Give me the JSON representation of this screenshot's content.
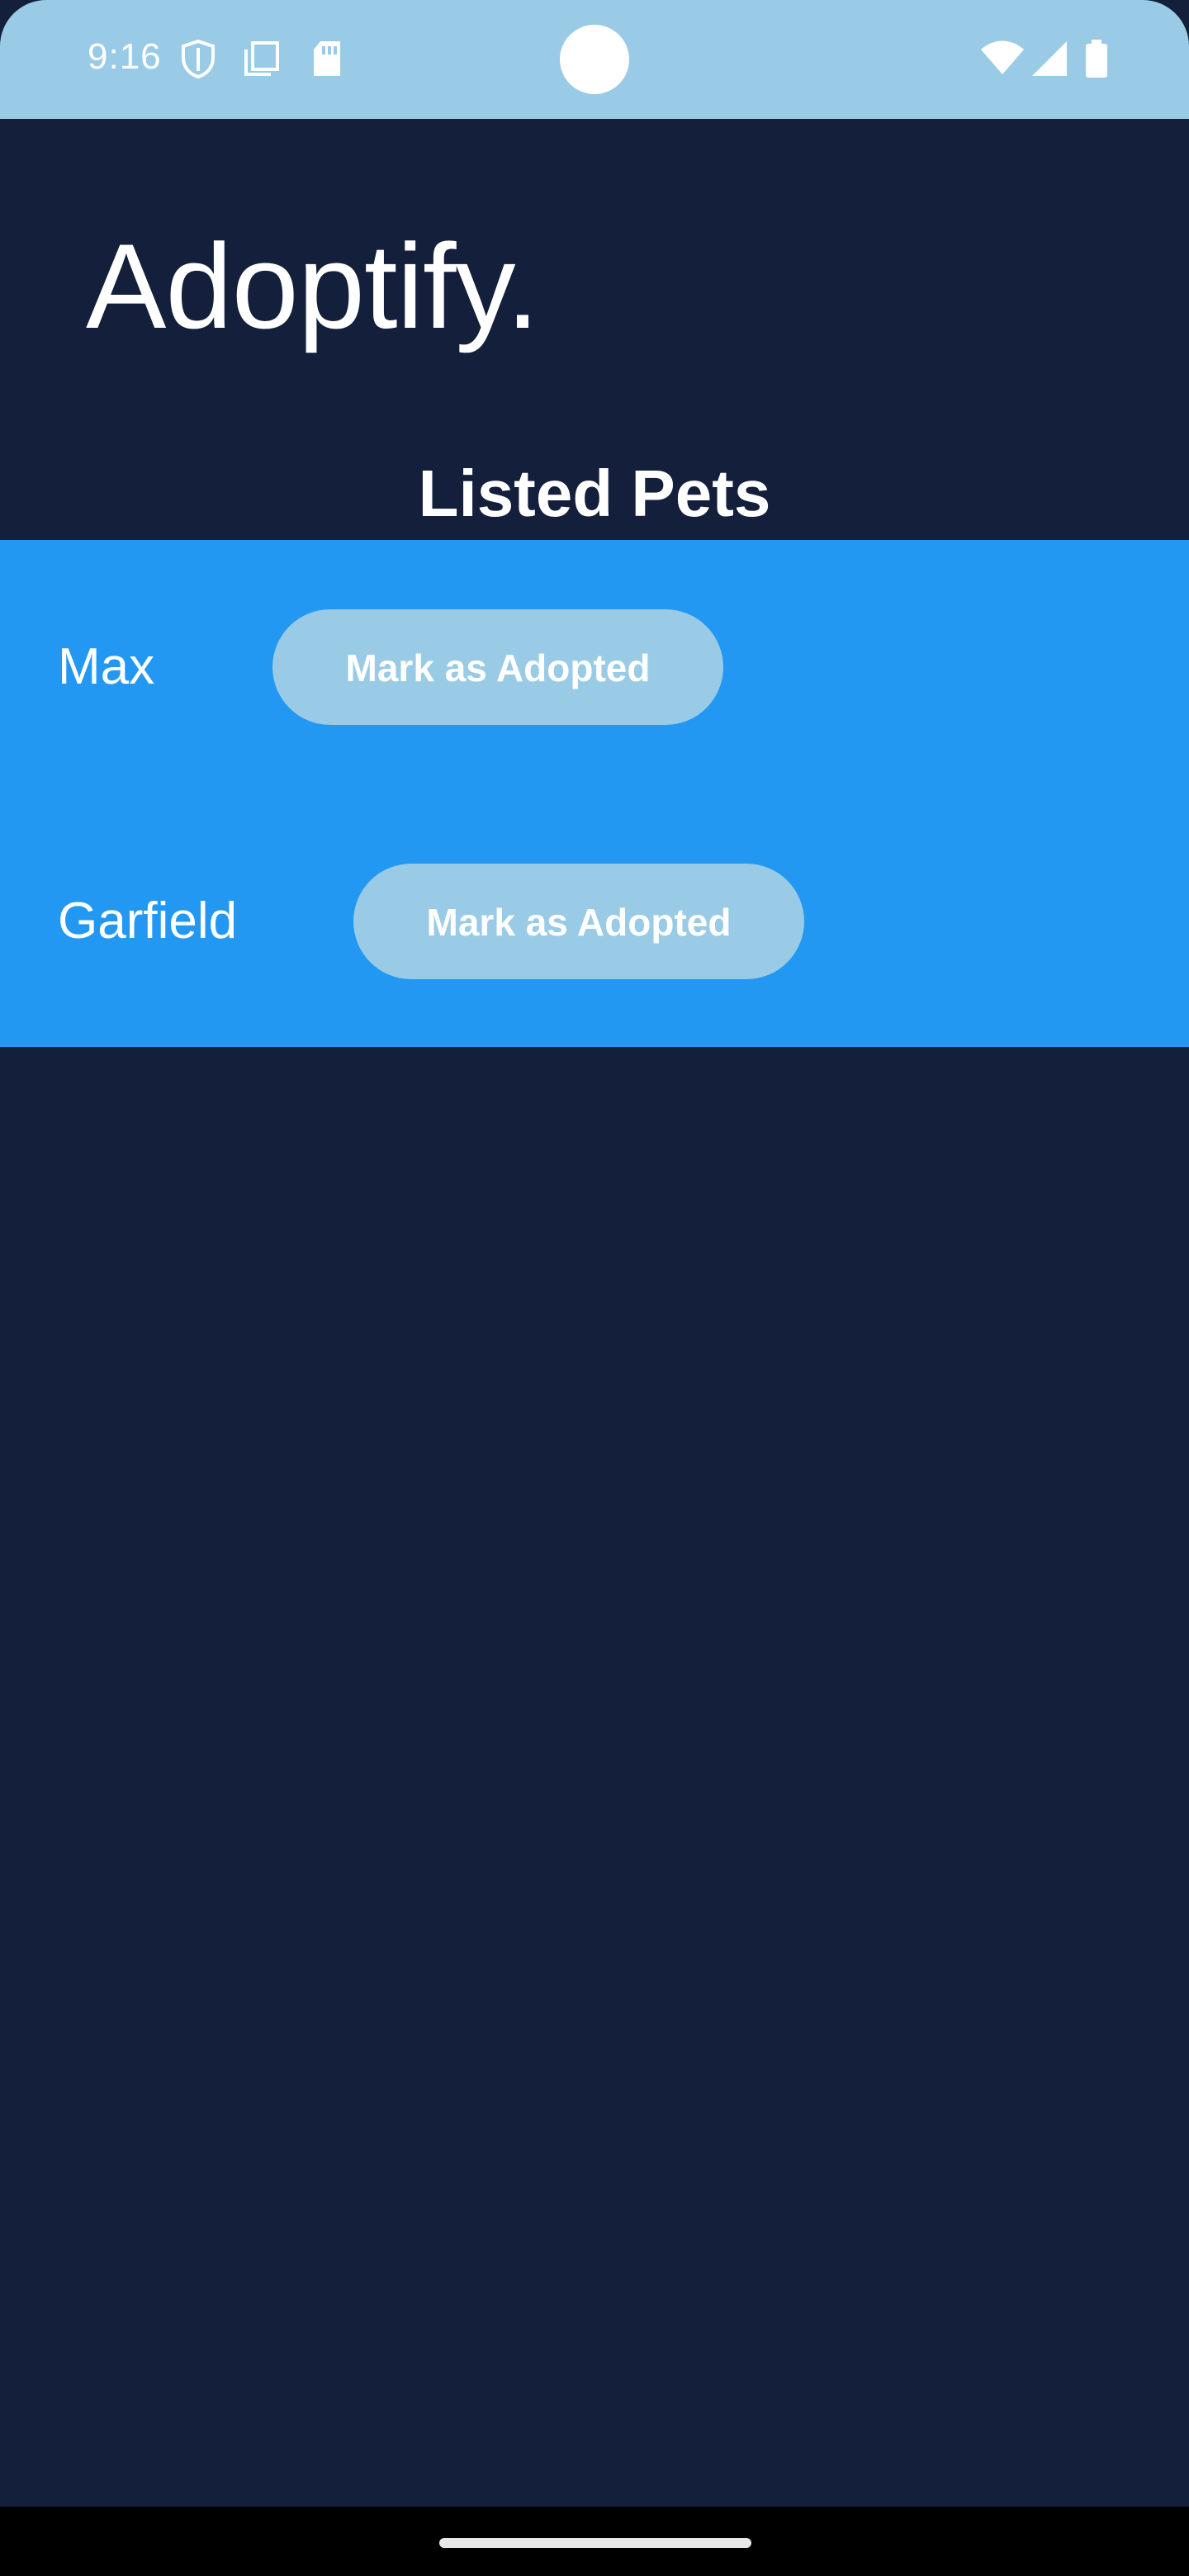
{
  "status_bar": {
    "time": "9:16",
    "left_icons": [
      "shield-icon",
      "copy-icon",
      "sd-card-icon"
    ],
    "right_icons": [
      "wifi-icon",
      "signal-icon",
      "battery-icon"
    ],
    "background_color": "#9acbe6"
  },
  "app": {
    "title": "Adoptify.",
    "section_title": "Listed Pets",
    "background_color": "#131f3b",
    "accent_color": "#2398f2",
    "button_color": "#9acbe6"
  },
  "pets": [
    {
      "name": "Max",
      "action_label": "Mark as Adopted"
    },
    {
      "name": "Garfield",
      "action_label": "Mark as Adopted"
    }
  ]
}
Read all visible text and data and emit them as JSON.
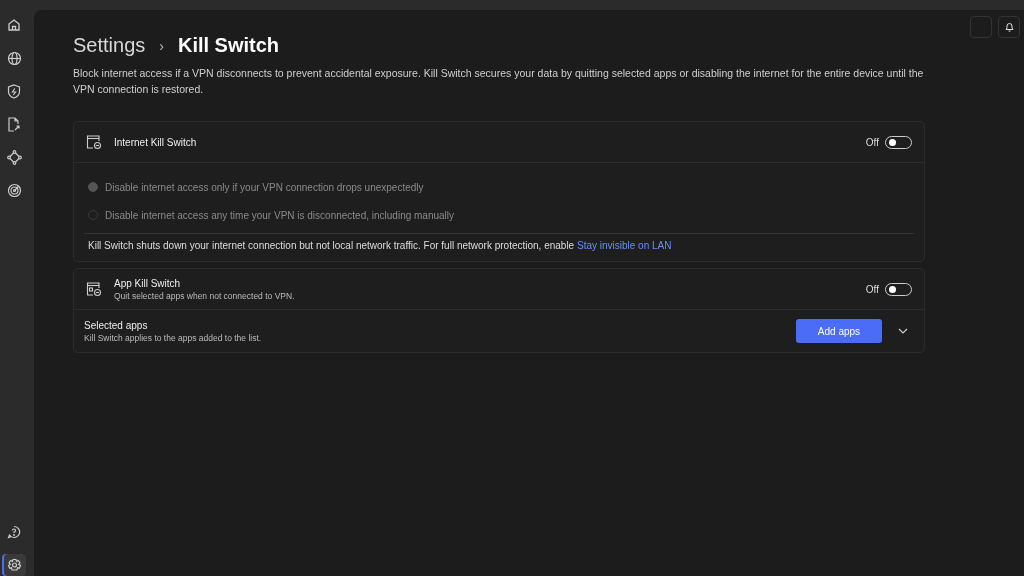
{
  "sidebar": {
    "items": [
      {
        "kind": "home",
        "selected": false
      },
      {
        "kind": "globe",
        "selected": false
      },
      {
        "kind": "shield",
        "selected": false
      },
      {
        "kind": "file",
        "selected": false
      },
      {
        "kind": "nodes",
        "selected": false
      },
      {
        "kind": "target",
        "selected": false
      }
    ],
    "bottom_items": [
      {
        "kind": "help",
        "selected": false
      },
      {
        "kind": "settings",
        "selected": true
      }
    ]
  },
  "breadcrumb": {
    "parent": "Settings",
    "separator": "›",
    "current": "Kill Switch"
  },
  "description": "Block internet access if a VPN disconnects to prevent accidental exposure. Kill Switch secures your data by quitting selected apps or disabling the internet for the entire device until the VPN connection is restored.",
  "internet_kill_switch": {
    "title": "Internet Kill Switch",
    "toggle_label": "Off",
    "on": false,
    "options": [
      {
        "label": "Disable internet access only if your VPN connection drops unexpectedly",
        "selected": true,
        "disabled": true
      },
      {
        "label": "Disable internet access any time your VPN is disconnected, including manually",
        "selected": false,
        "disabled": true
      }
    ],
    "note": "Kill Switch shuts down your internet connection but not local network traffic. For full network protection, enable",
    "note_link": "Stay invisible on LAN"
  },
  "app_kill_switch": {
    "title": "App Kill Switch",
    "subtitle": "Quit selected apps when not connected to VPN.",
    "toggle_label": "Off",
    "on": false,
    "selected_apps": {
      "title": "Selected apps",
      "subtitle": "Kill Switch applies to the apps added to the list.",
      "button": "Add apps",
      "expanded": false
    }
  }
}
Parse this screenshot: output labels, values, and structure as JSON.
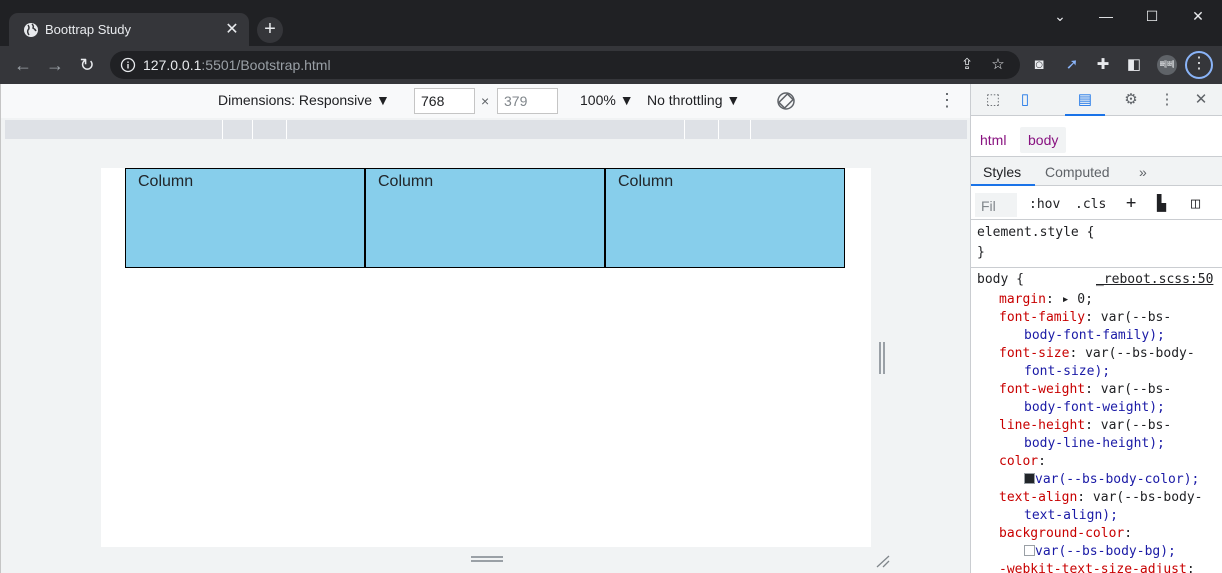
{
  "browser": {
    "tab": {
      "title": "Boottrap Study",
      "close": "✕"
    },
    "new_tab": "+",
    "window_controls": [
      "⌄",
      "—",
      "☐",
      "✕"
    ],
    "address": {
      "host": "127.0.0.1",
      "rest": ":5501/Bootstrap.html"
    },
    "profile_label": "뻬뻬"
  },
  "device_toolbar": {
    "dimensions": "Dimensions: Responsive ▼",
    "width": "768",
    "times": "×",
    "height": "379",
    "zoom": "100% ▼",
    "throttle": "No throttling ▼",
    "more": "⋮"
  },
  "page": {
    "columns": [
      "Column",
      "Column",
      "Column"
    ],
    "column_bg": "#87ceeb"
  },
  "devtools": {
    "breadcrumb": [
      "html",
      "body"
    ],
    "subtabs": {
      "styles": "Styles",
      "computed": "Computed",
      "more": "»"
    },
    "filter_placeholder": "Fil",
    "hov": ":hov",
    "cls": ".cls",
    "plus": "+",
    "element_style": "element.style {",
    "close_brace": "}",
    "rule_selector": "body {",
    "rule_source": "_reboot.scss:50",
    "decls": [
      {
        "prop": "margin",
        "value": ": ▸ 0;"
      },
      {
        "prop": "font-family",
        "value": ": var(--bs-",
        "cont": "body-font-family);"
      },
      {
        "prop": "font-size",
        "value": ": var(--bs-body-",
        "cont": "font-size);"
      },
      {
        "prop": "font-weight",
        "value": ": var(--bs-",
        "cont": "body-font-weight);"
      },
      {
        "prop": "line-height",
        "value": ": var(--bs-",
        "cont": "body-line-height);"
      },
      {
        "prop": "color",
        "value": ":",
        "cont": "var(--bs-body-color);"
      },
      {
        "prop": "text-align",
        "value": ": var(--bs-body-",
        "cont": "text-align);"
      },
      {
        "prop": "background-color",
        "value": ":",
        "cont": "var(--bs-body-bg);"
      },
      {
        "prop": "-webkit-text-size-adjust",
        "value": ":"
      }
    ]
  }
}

* * * * *

** Set task **
Look over the material above and show each line where "true" appears.

** Solution for this problem **
        "selected": true
        "selected": true,
        "disabled": true
        "disabled": true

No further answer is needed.